━━ Записи набора данных
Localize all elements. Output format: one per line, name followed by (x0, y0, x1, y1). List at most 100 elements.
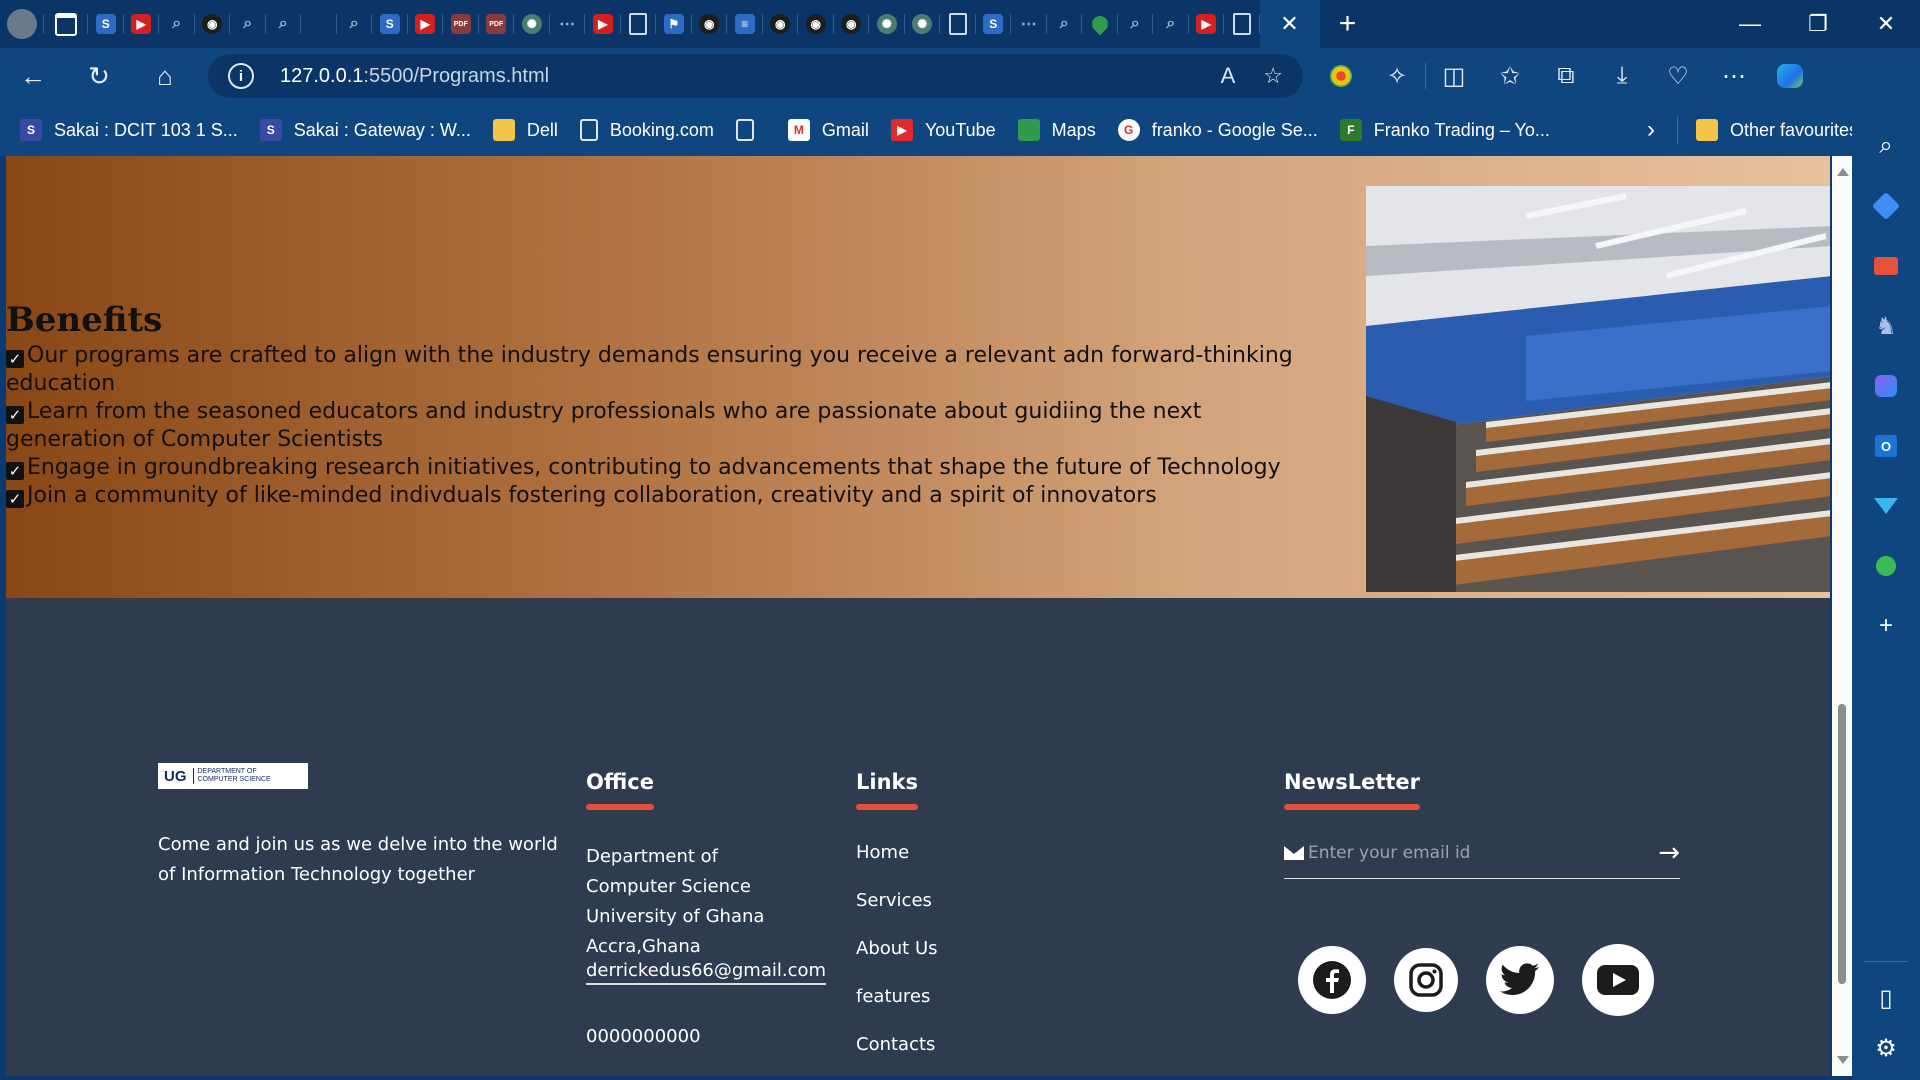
ug-logo: UG DEPARTMENT OF COMPUTER SCIENCE (158, 763, 308, 789)
send-button[interactable] (1868, 488, 1904, 524)
footer-link-features[interactable]: features (856, 986, 938, 1034)
tab[interactable]: ⌕ (1047, 0, 1083, 48)
bookmarks-bar: S Sakai : DCIT 103 1 S... S Sakai : Gateway… (0, 104, 1880, 156)
tab[interactable]: ◉ (798, 0, 834, 48)
tab[interactable]: ⌕ (266, 0, 302, 48)
address-bar[interactable]: i 127.0.0.1 :5500/Programs.html A ☆ (208, 54, 1303, 98)
facebook-icon[interactable] (1298, 946, 1366, 1014)
tab[interactable]: ◉ (195, 0, 231, 48)
sidebar-settings-button[interactable]: ⚙ (1868, 1030, 1904, 1066)
bookmark-item[interactable]: S Sakai : Gateway : W... (259, 119, 471, 141)
footer-link-home[interactable]: Home (856, 842, 938, 890)
shopping-button[interactable] (1868, 188, 1904, 224)
tab[interactable]: ▶ (585, 0, 621, 48)
split-screen-button[interactable]: ◫ (1426, 48, 1482, 104)
copilot-button[interactable] (1762, 48, 1818, 104)
scroll-thumb[interactable] (1838, 704, 1846, 984)
extension-button[interactable] (1313, 48, 1369, 104)
back-button[interactable]: ← (0, 48, 66, 104)
read-aloud-icon[interactable]: A (1221, 63, 1236, 89)
tab[interactable] (940, 0, 976, 48)
tab[interactable]: ⋯ (550, 0, 586, 48)
bookmark-label: Sakai : DCIT 103 1 S... (54, 119, 238, 140)
bookmark-item[interactable] (735, 119, 766, 141)
tab[interactable]: ✺ (514, 0, 550, 48)
copilot-sidebar-button[interactable] (1868, 368, 1904, 404)
tab[interactable]: ⌕ (159, 0, 195, 48)
close-tab-icon[interactable]: ✕ (1280, 11, 1298, 37)
tab[interactable]: ⋯ (1011, 0, 1047, 48)
tools-button[interactable] (1868, 248, 1904, 284)
hide-sidebar-button[interactable]: ▯ (1868, 980, 1904, 1016)
arrow-right-icon[interactable]: → (1658, 838, 1680, 868)
footer-link-services[interactable]: Services (856, 890, 938, 938)
favorite-star-icon[interactable]: ☆ (1263, 63, 1283, 89)
minimize-button[interactable]: — (1716, 0, 1784, 48)
tab[interactable]: S (976, 0, 1012, 48)
refresh-button[interactable]: ↻ (66, 48, 132, 104)
tab[interactable]: ◉ (834, 0, 870, 48)
chevron-right-icon[interactable]: › (1647, 116, 1655, 144)
tab[interactable]: ⌕ (337, 0, 373, 48)
tab[interactable]: ⌕ (1153, 0, 1189, 48)
tab[interactable]: ◉ (763, 0, 799, 48)
tab[interactable]: ✺ (869, 0, 905, 48)
footer-link-about[interactable]: About Us (856, 938, 938, 986)
outlook-button[interactable]: O (1868, 428, 1904, 464)
active-tab[interactable]: ✕ (1259, 0, 1320, 48)
tab[interactable] (621, 0, 657, 48)
tree-button[interactable] (1868, 548, 1904, 584)
site-info-icon[interactable]: i (228, 63, 254, 89)
bookmark-item[interactable]: M Gmail (787, 119, 869, 141)
home-button[interactable]: ⌂ (132, 48, 198, 104)
favorites-button[interactable]: ✩ (1482, 48, 1538, 104)
add-sidebar-app-button[interactable]: + (1868, 608, 1904, 644)
games-button[interactable]: ♞ (1868, 308, 1904, 344)
tab[interactable]: ⚑ (656, 0, 692, 48)
bookmark-item[interactable]: ▶ YouTube (890, 119, 996, 141)
tab[interactable]: ⌕ (1118, 0, 1154, 48)
other-favourites[interactable]: Other favourites (1695, 119, 1858, 141)
extensions-button[interactable]: ✧ (1369, 48, 1425, 104)
tab[interactable] (1224, 0, 1260, 48)
bookmark-item[interactable]: Booking.com (579, 119, 714, 141)
profile-avatar[interactable] (0, 0, 44, 48)
new-tab-button[interactable]: + (1320, 7, 1376, 41)
tab[interactable]: ◉ (692, 0, 728, 48)
tab[interactable]: ⌕ (230, 0, 266, 48)
tab[interactable]: ▶ (124, 0, 160, 48)
tab[interactable]: PDF (479, 0, 515, 48)
vertical-scrollbar[interactable] (1832, 156, 1852, 1076)
instagram-icon[interactable] (1394, 948, 1458, 1012)
tab[interactable]: ≡ (727, 0, 763, 48)
tab[interactable]: S (372, 0, 408, 48)
scroll-down-arrow-icon[interactable] (1837, 1056, 1849, 1064)
search-sidebar-button[interactable]: ⌕ (1868, 128, 1904, 164)
newsletter-email-input[interactable] (1306, 842, 1640, 864)
tab-actions-button[interactable] (44, 0, 88, 48)
office-email[interactable]: derrickedus66@gmail.com (586, 960, 827, 985)
tab[interactable]: ✺ (905, 0, 941, 48)
bookmark-item[interactable]: F Franko Trading – Yo... (1339, 119, 1550, 141)
tab[interactable] (301, 0, 337, 48)
youtube-icon[interactable] (1582, 944, 1654, 1016)
tab[interactable]: ▶ (408, 0, 444, 48)
settings-more-button[interactable]: ⋯ (1706, 48, 1762, 104)
collections-button[interactable]: ⧉ (1538, 48, 1594, 104)
performance-button[interactable]: ♡ (1650, 48, 1706, 104)
search-icon: ⌕ (1166, 15, 1176, 32)
close-window-button[interactable]: ✕ (1852, 0, 1920, 48)
tab[interactable]: S (88, 0, 124, 48)
tab[interactable] (1082, 0, 1118, 48)
downloads-button[interactable]: ⤓ (1594, 48, 1650, 104)
bookmark-item[interactable]: Dell (492, 119, 558, 141)
tab[interactable]: ▶ (1189, 0, 1225, 48)
scroll-up-arrow-icon[interactable] (1837, 168, 1849, 176)
twitter-icon[interactable] (1486, 946, 1554, 1014)
restore-button[interactable]: ❐ (1784, 0, 1852, 48)
bookmark-item[interactable]: Gfranko - Google Se... (1117, 119, 1318, 141)
tab[interactable]: PDF (443, 0, 479, 48)
bookmark-item[interactable]: Maps (1017, 119, 1096, 141)
bookmark-item[interactable]: S Sakai : DCIT 103 1 S... (20, 119, 238, 141)
footer-link-contacts[interactable]: Contacts (856, 1034, 938, 1076)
━━━━
▶ **Цель задачи**: Повторите без изменений строки из данных выше: начните со строки, в которой есть «ug-logo: UG DEPARTMENT», и остановитесь после строки, в которой есть «1030, 1904, 1066)».

▶ **Решение**:
ug-logo: UG DEPARTMENT OF COMPUTER SCIENCE (158, 763, 308, 789)
send-button[interactable] (1868, 488, 1904, 524)
footer-link-features[interactable]: features (856, 986, 938, 1034)
tab[interactable]: ⌕ (1047, 0, 1083, 48)
bookmarks-bar: S Sakai : DCIT 103 1 S... S Sakai : Gateway… (0, 104, 1880, 156)
tab[interactable]: ◉ (798, 0, 834, 48)
tab[interactable]: ⌕ (266, 0, 302, 48)
address-bar[interactable]: i 127.0.0.1 :5500/Programs.html A ☆ (208, 54, 1303, 98)
facebook-icon[interactable] (1298, 946, 1366, 1014)
tab[interactable]: ◉ (195, 0, 231, 48)
sidebar-settings-button[interactable]: ⚙ (1868, 1030, 1904, 1066)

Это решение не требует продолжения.